- TEKS BACAAN
┏━━
ISU perubahan kurikulum
menghangat kembali seiring dengan banyaknya kasus pelanggaran dalam dunia
pendidikan, mulai dari tawuran yang seakan tiada henti di kalangan para siswa
dan mahasiswa hingga persoalan kebijakan seperti ujian nasional yang tetap kontroversial.
Belum lagi hilangnya kesadaran untuk saling berbagi dan menghormati dalam
praktik kehidupan sehari-hari, yang lagi-lagi ditandai dengan tergerusnya
tatanan sosial masyarakat kita dari nilai-nilai dan prinsip hidup bernegara
seperti tecermin dalam falsafah negara, Pancasila.
Apa yang salah dengan pendidikan
kita? Bahkan orang sekaliber Boediono dengan posisi politik sebagai seorang
Wakil Presiden juga jengah melihat fakta sistem pendidikan kita yang ia katakan
tidak memiliki arah jelas (Kompas, 23/8). Isyarat itu seolah mengonfirmasi
butuhnya sebuah perubahan fundamental di bidang manajemen dan pengembangan
kurikulum yang mampu mengatasi tantangan abad ke-21 yang semakin kompleks dan
memiliki kecepatan perubahan yang sulit diduga.
Meskipun arah perubahan dan
pengembangan kurikulum pendidikan di Indonesia sudah mengerucut pada peletakan
tanggung jawab di tingkat satuan pendidikan, prinsip dasar peletakan tanggung
jawab itu tidak dibarengi pengembangan kapasitas guru dalam mengawal kebijakan
tersebut. Dalam ratusan kali kesempatan melatih guru di bidang pengembangan
kurikulum, didapati banyak sekali kebingungan para guru dalam memahami maksud
dan tujuan kurikulum tingkat satuan pendidikan karena notebene guru kurang
memiliki kapasitas dan kreativitas sebagai pengembang kurikulum.
Salah satu yang kerap mengemuka
ialah pemaknaan dan tanggung jawab guru sebagai pengembang kurikulum terkadang
selalu terbentur dengan posisi hierarkis birokrasi pendidikan kita yang tidak
menempatkan guru dalam posisi sejajar dengan pengawas dan kepala sekolah.
Padahal, jika secara teoretis tanggung jawab guru lebih banyak dari siapa pun
sesama pemangku kepentingan (stakeholder) bidang pendidikan, sudah sepantasnya
seluruh kebijakan dan program didorong untuk meningkatkan kapasitas guru.
Dalam siklus manajemen kurikulum,
baik pada aspek desain maupun delivery, peran sentral guru sangat signifikan.
Pada aspek desain yang terdiri dari konstruksi kurikulum, pengembangan, hingga
pelembagaan dan modifi kasi kurikulum, seharusnya dan sepantasnya otoritas
pendidikan kita ikut melibatkan guru dalam menyu sun kerangka dasar rencana
pembelajaran secara makro. Ketiadaan wakil guru dalam proses ini pasti akan
menyebabkan terjadinya kebingungan yang luar biasa dalam memaknai dan
menjalankan konsep kurikulum tingkat satuan pendidikan.
┗━━
- BAGIAN DATA
┏━━
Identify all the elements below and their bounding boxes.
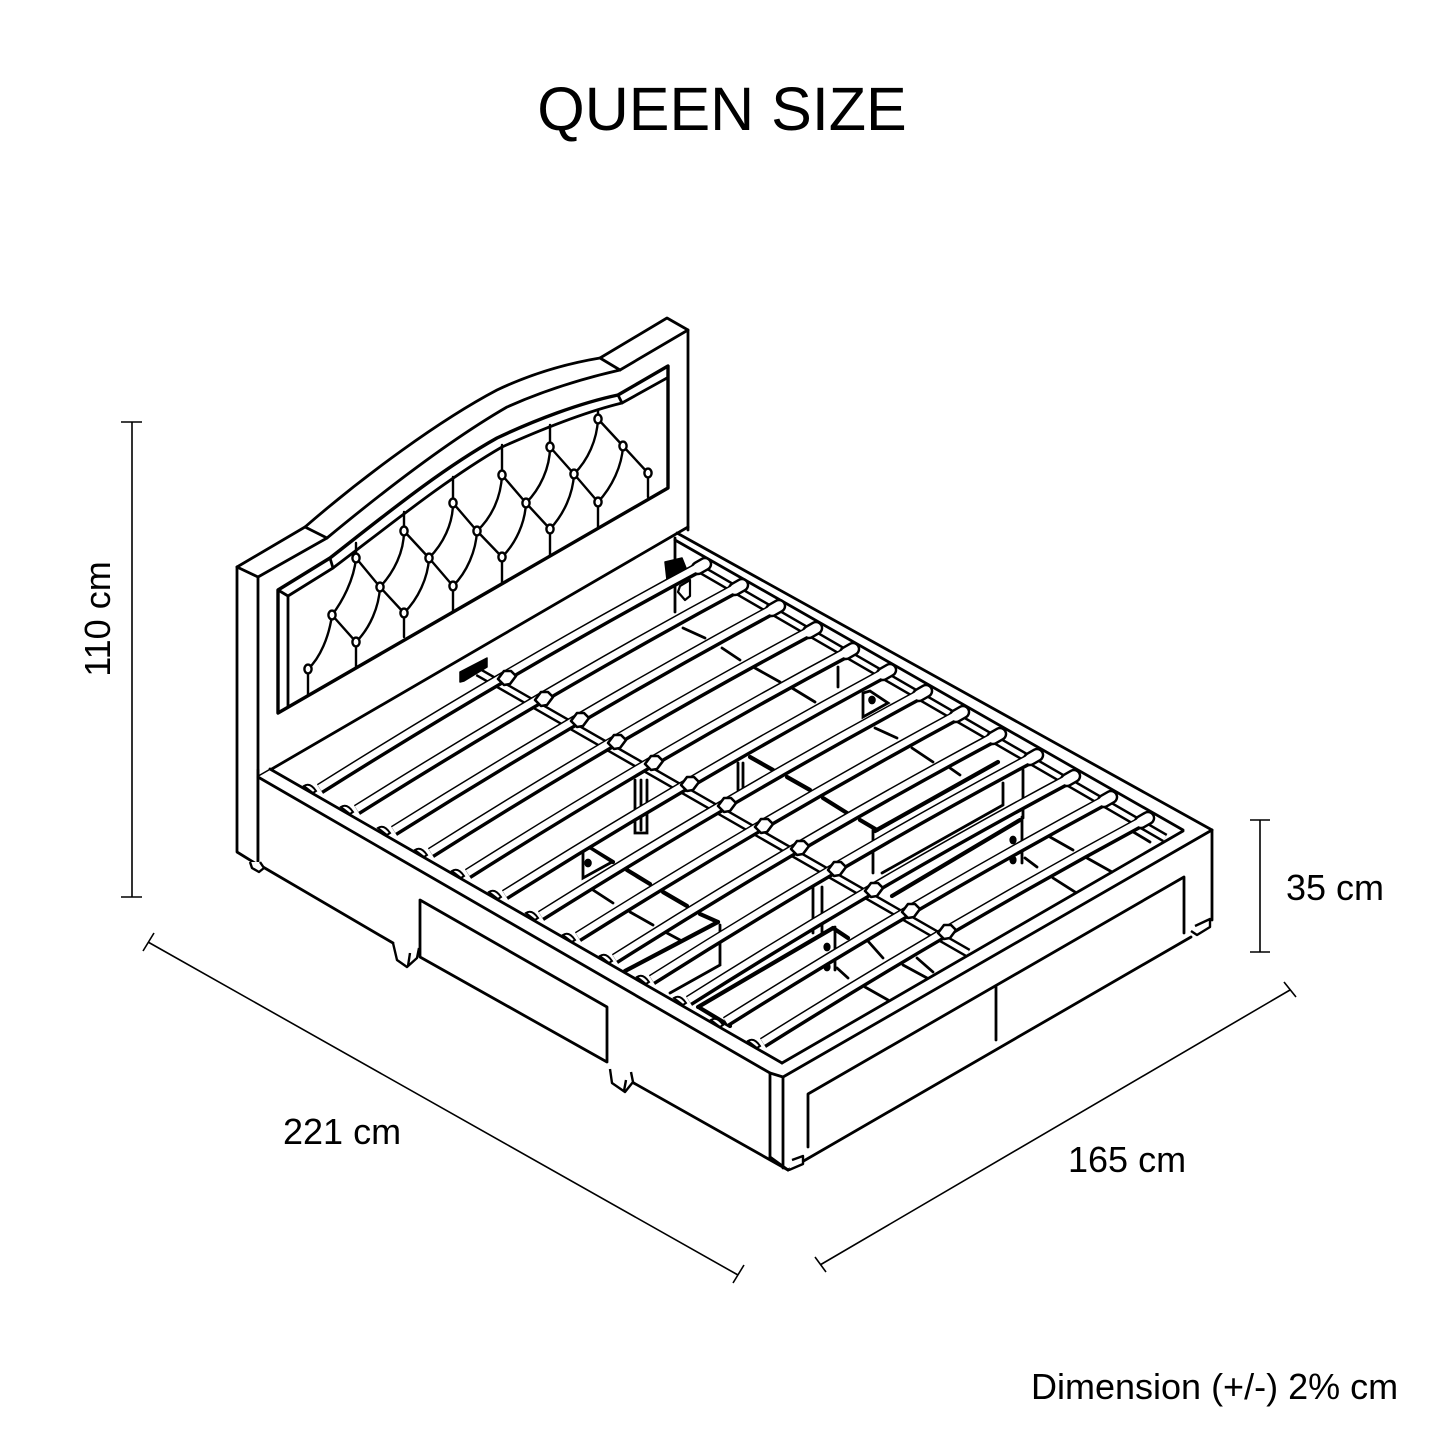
┗━━
- LATIHAN SOAL
(a) Menurut teks bacaan tentang perubahan kurikulum, apa yang dikatakan Boediono mengenai sistem pendidikan Indonesia?
(b) Tuliskan lanjutan teks bacaan tentang perubahan kurikulum, dimulai setelah kalimat terakhirnya.
Daftar di atas tidak diperlukan untuk mengerjakan latihan ini.

- KUNCI JAWABAN
(a) Sistem pendidikan Indonesia tidak memiliki arah yang jelas.

(b)
Minimnya keterlibatan peran guru
dalam aspek desain pasti akan memengaruhi aspek delivery yang terdiri dari
implementasi kurikulum di tingkat kelas, bagaimana memperoleh dan menggali
umpan balik (feedback), serta melakukan proses evaluasi atau penilaian terhadap
proses belajar-mengajar. Karena itu, sangat wajar jika kegagapan selalu muncul
di kalangan guru begitu ada kebijakan dan penamaan baru dari rencana perubahan
kurikulum nasional. Penting memahami siklus manajemen kurikulum sebagai sebuah
tools dalam membuat standar kebijakan di bidang kurikulum serta
mengidentifikasi sebanyak mungkin pemangku kepentingan yang terlibat di
dalamnya, termasuk guru (Fenwick W English: 2002).
Sebagai pengembang kurikulum,
gurulah yang akan menentukan berhasil tidaknya sebuah kebijakan dan sistem
pendidikan yang hendak dijalankan. Karena itu, orientasi peningkatan kapasitas
guru jauh lebih utama daripada aspek apa pun di bidang pendidikan. Seumpama
kendaraan, guru itu mesin utama yang akan membuat seluruh komponen dalam siklus
manajemen kurikulum bergerak secara dinamis.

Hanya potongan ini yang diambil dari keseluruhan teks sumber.